**STATED GOAL**
Where the word "somente" occurs in a line, return that line.

Stored items
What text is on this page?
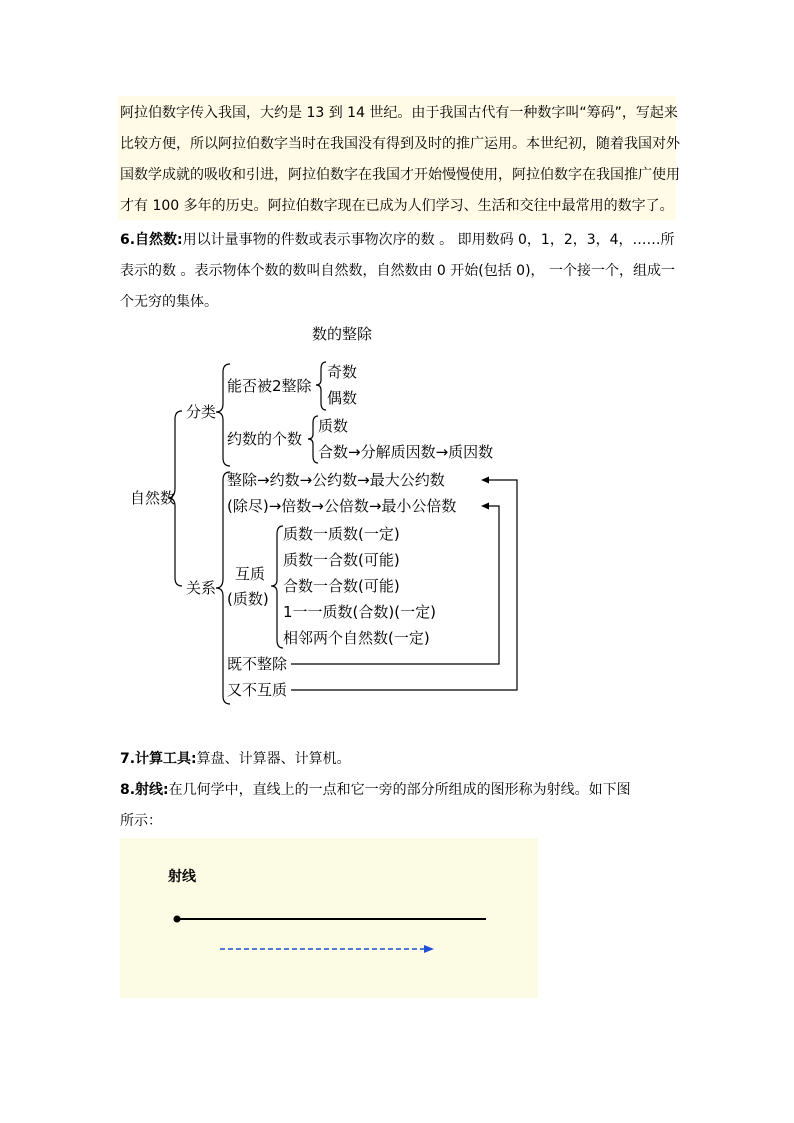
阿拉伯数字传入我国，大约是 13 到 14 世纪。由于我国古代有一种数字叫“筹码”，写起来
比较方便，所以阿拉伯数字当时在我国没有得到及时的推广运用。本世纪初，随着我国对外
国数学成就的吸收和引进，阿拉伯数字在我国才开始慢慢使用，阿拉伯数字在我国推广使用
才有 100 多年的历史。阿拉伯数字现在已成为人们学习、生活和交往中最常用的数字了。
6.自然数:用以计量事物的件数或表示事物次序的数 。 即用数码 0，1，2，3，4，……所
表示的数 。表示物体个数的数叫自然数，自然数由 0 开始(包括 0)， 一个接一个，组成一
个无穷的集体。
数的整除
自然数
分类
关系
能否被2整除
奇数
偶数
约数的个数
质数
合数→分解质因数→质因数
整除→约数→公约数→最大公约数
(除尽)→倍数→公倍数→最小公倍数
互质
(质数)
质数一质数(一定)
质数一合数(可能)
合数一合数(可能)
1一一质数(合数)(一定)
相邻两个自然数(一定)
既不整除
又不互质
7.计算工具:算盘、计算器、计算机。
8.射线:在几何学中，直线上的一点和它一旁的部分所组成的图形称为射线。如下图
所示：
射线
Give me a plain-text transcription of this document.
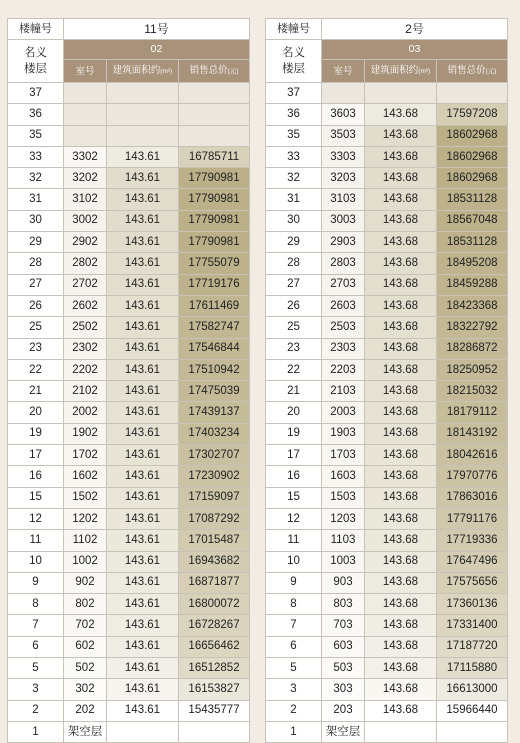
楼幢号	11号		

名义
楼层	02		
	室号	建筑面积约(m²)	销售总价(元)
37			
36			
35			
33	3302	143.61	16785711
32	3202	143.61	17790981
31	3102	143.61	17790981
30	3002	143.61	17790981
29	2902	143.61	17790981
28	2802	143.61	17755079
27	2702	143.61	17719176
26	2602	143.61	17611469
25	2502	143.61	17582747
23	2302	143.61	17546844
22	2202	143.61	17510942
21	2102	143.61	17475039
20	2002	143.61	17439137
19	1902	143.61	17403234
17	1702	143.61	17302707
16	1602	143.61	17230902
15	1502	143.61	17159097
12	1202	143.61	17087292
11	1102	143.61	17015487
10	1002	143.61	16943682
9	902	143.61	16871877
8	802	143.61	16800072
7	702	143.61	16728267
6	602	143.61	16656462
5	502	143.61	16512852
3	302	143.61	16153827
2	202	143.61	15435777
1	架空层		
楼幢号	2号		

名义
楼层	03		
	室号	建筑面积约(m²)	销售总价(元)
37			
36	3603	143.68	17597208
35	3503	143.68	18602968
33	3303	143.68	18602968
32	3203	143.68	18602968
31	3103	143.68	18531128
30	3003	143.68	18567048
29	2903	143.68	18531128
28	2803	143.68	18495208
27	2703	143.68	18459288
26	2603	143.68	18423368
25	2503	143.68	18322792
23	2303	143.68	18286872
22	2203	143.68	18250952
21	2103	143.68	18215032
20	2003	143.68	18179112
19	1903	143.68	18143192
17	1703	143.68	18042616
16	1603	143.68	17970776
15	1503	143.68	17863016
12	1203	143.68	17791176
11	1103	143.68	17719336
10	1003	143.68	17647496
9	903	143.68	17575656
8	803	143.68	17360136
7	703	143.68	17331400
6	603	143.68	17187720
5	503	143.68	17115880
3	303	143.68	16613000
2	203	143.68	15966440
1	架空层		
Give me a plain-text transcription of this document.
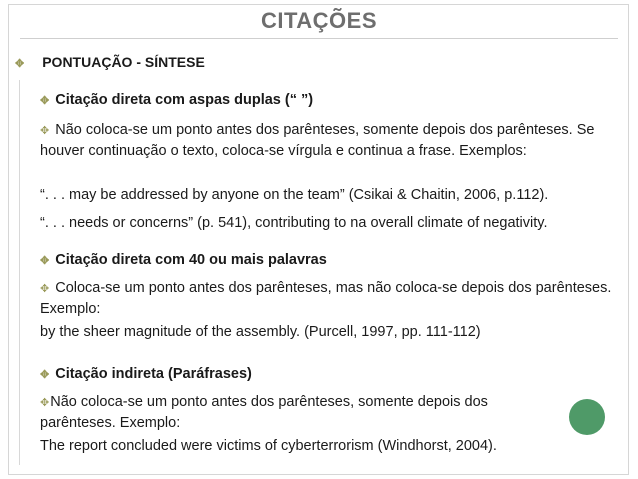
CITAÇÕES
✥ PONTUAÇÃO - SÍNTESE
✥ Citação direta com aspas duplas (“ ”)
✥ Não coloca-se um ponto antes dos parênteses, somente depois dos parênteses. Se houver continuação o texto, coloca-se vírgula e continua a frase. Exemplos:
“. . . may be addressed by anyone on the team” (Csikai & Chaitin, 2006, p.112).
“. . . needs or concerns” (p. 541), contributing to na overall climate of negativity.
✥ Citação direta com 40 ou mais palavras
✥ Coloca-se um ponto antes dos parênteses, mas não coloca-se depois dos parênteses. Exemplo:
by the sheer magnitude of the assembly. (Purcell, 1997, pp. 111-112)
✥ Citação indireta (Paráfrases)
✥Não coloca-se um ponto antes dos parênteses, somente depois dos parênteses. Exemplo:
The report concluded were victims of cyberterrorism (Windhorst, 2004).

**WORKED ANSWER**
✥ Não coloca-se um ponto antes dos parênteses, somente depois dos parênteses. Se houver continuação o texto, coloca-se vírgula e continua a frase. Exemplos:
✥Não coloca-se um ponto antes dos parênteses, somente depois dos parênteses. Exemplo:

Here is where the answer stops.